> _What the task requires_
Pictures do not belong in your copy. Repeat all the other data exactly.

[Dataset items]
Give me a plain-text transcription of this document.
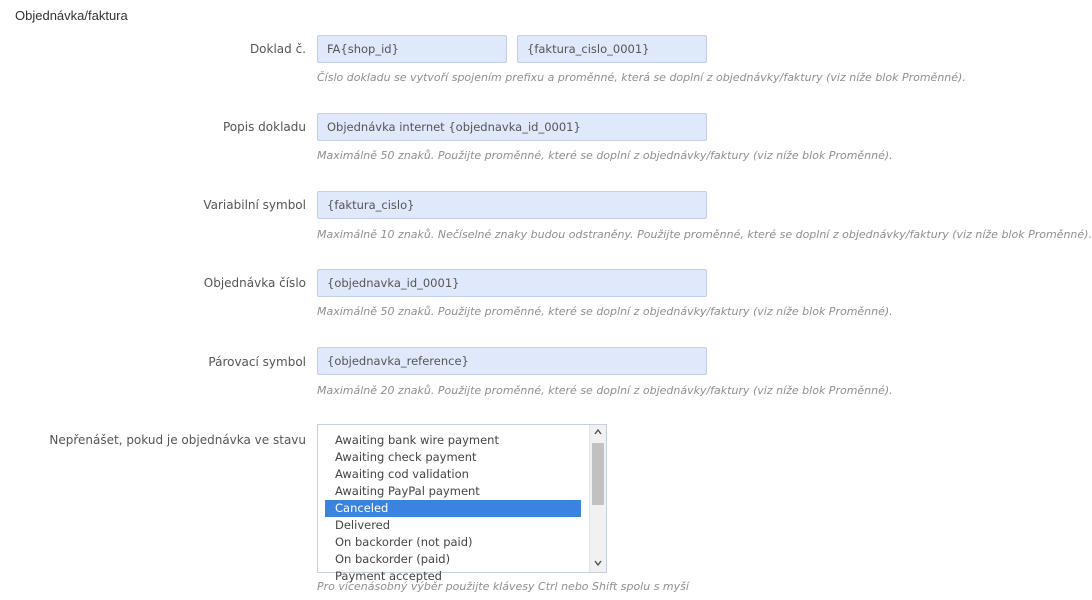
Objednávka/faktura
Doklad č.	FA{shop_id}	{faktura_cislo_0001}
Číslo dokladu se vytvoří spojením prefixu a proměnné, která se doplní z objednávky/faktury (viz níže blok Proměnné).
Popis dokladu	Objednávka internet {objednavka_id_0001}
Maximálně 50 znaků. Použijte proměnné, které se doplní z objednávky/faktury (viz níže blok Proměnné).
Variabilní symbol	{faktura_cislo}
Maximálně 10 znaků. Nečíselné znaky budou odstraněny. Použijte proměnné, které se doplní z objednávky/faktury (viz níže blok Proměnné).
Objednávka číslo	{objednavka_id_0001}
Maximálně 50 znaků. Použijte proměnné, které se doplní z objednávky/faktury (viz níže blok Proměnné).
Párovací symbol	{objednavka_reference}
Maximálně 20 znaků. Použijte proměnné, které se doplní z objednávky/faktury (viz níže blok Proměnné).
Nepřenášet, pokud je objednávka ve stavu	Awaiting bank wire payment
Awaiting check payment
Awaiting cod validation
Awaiting PayPal payment
Canceled
Delivered
On backorder (not paid)
On backorder (paid)
Payment accepted
Pro vícenásobný výběr použijte klávesy Ctrl nebo Shift spolu s myší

> _Answer for this exercise_
Give me a plain-text transcription of this document.
Objednávka/faktura
Doklad č.	FA{shop_id}	{faktura_cislo_0001}
Číslo dokladu se vytvoří spojením prefixu a proměnné, která se doplní z objednávky/faktury (viz níže blok Proměnné).
Popis dokladu	Objednávka internet {objednavka_id_0001}
Maximálně 50 znaků. Použijte proměnné, které se doplní z objednávky/faktury (viz níže blok Proměnné).
Variabilní symbol	{faktura_cislo}
Maximálně 10 znaků. Nečíselné znaky budou odstraněny. Použijte proměnné, které se doplní z objednávky/faktury (viz níže blok Proměnné).
Objednávka číslo	{objednavka_id_0001}
Maximálně 50 znaků. Použijte proměnné, které se doplní z objednávky/faktury (viz níže blok Proměnné).
Párovací symbol	{objednavka_reference}
Maximálně 20 znaků. Použijte proměnné, které se doplní z objednávky/faktury (viz níže blok Proměnné).
Nepřenášet, pokud je objednávka ve stavu	Awaiting bank wire payment
Awaiting check payment
Awaiting cod validation
Awaiting PayPal payment
Canceled
Delivered
On backorder (not paid)
On backorder (paid)
Payment accepted
Pro vícenásobný výběr použijte klávesy Ctrl nebo Shift spolu s myší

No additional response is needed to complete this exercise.